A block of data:
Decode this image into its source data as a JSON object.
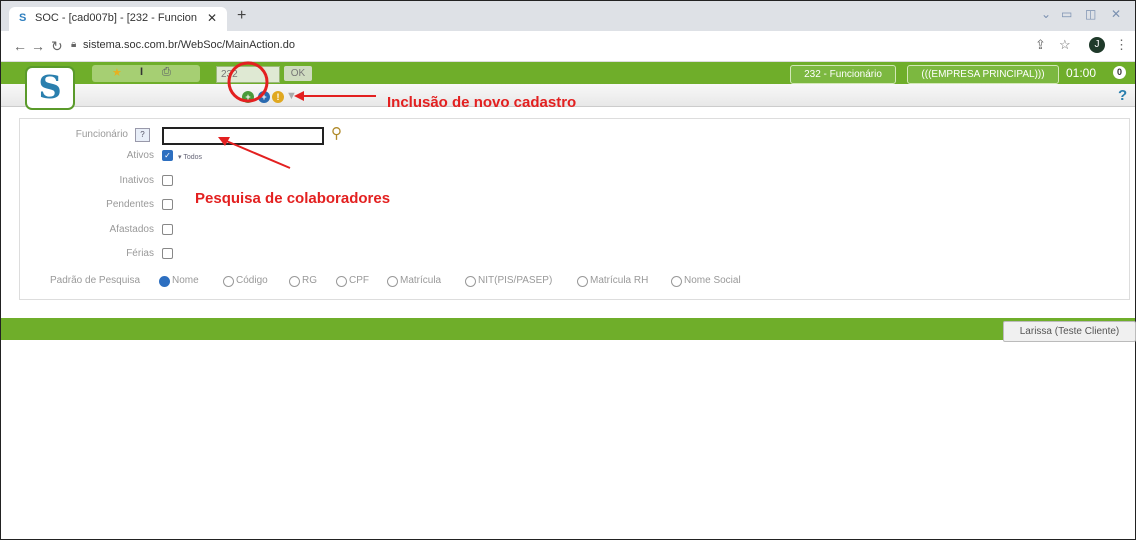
{
  "browser": {
    "tab_title": "SOC - [cad007b] - [232 - Funcion",
    "tab_close": "✕",
    "new_tab": "+",
    "url": "sistema.soc.com.br/WebSoc/MainAction.do",
    "avatar_letter": "J"
  },
  "header": {
    "code_value": "232",
    "ok_label": "OK",
    "screen_label": "232 - Funcionário",
    "company_label": "(((EMPRESA PRINCIPAL)))",
    "clock": "01:00",
    "badge_count": "0"
  },
  "form": {
    "funcionario_label": "Funcionário",
    "help_btn": "?",
    "ativos_label": "Ativos",
    "todos_label": "▾ Todos",
    "inativos_label": "Inativos",
    "pendentes_label": "Pendentes",
    "afastados_label": "Afastados",
    "ferias_label": "Férias",
    "padrao_label": "Padrão de Pesquisa",
    "options": [
      "Nome",
      "Código",
      "RG",
      "CPF",
      "Matrícula",
      "NIT(PIS/PASEP)",
      "Matrícula RH",
      "Nome Social"
    ],
    "selected_option": "Nome"
  },
  "footer": {
    "user_button": "Larissa (Teste Cliente)"
  },
  "annotations": {
    "new_record": "Inclusão de novo cadastro",
    "search_employees": "Pesquisa de colaboradores"
  },
  "colors": {
    "green_bar": "#6fae2a",
    "annotation_red": "#e32020",
    "logo_blue": "#2a7fae"
  }
}
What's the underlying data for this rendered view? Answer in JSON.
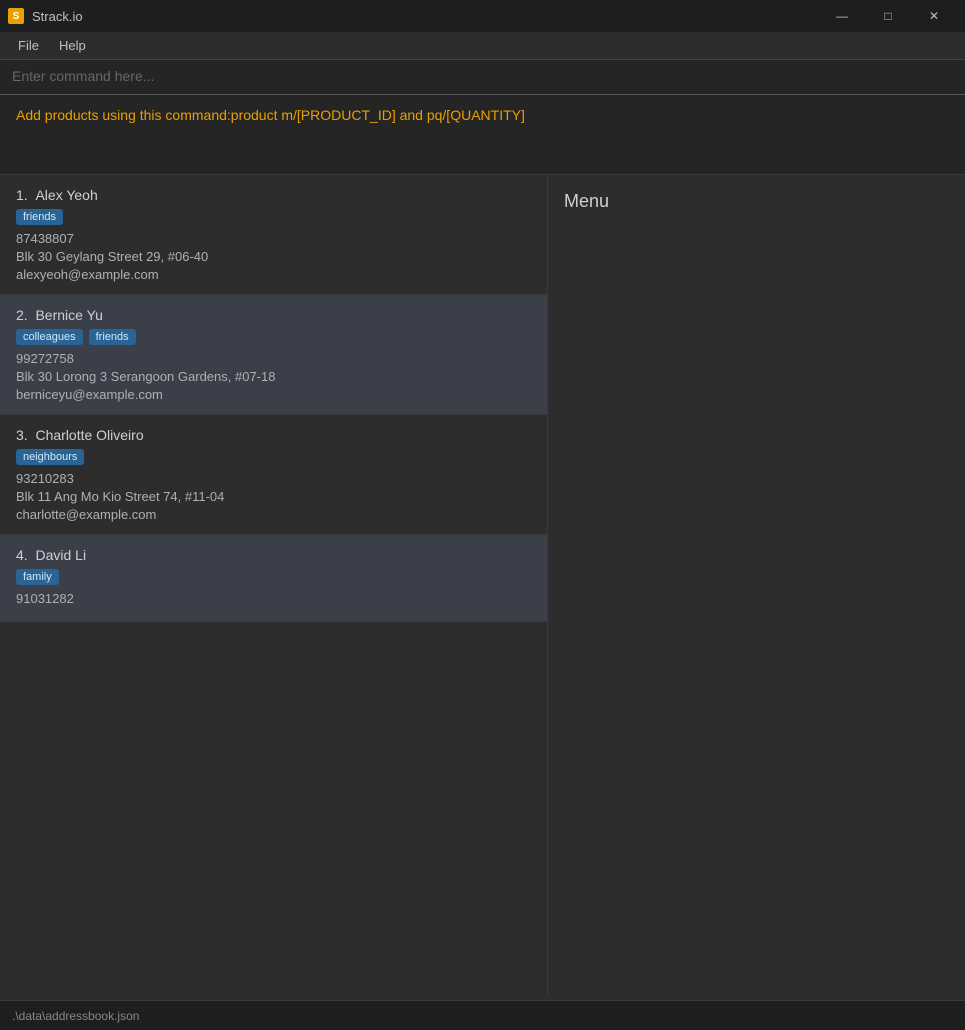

§ **OBJECTIVE**: Your task is to retype all the entries exactly and leave out any pictures.

§ **THE OUTPUT**:
Decode this image into its source data as a JSON object.
{
  "browser": {
    "tab_title": "SOC - [cad007b] - [232 - Funcion",
    "tab_close": "✕",
    "new_tab": "+",
    "url": "sistema.soc.com.br/WebSoc/MainAction.do",
    "avatar_letter": "J"
  },
  "header": {
    "code_value": "232",
    "ok_label": "OK",
    "screen_label": "232 - Funcionário",
    "company_label": "(((EMPRESA PRINCIPAL)))",
    "clock": "01:00",
    "badge_count": "0"
  },
  "form": {
    "funcionario_label": "Funcionário",
    "help_btn": "?",
    "ativos_label": "Ativos",
    "todos_label": "▾ Todos",
    "inativos_label": "Inativos",
    "pendentes_label": "Pendentes",
    "afastados_label": "Afastados",
    "ferias_label": "Férias",
    "padrao_label": "Padrão de Pesquisa",
    "options": [
      "Nome",
      "Código",
      "RG",
      "CPF",
      "Matrícula",
      "NIT(PIS/PASEP)",
      "Matrícula RH",
      "Nome Social"
    ],
    "selected_option": "Nome"
  },
  "footer": {
    "user_button": "Larissa (Teste Cliente)"
  },
  "annotations": {
    "new_record": "Inclusão de novo cadastro",
    "search_employees": "Pesquisa de colaboradores"
  },
  "colors": {
    "green_bar": "#6fae2a",
    "annotation_red": "#e32020",
    "logo_blue": "#2a7fae"
  }
}
What's the underlying data for this rendered view? Answer in JSON.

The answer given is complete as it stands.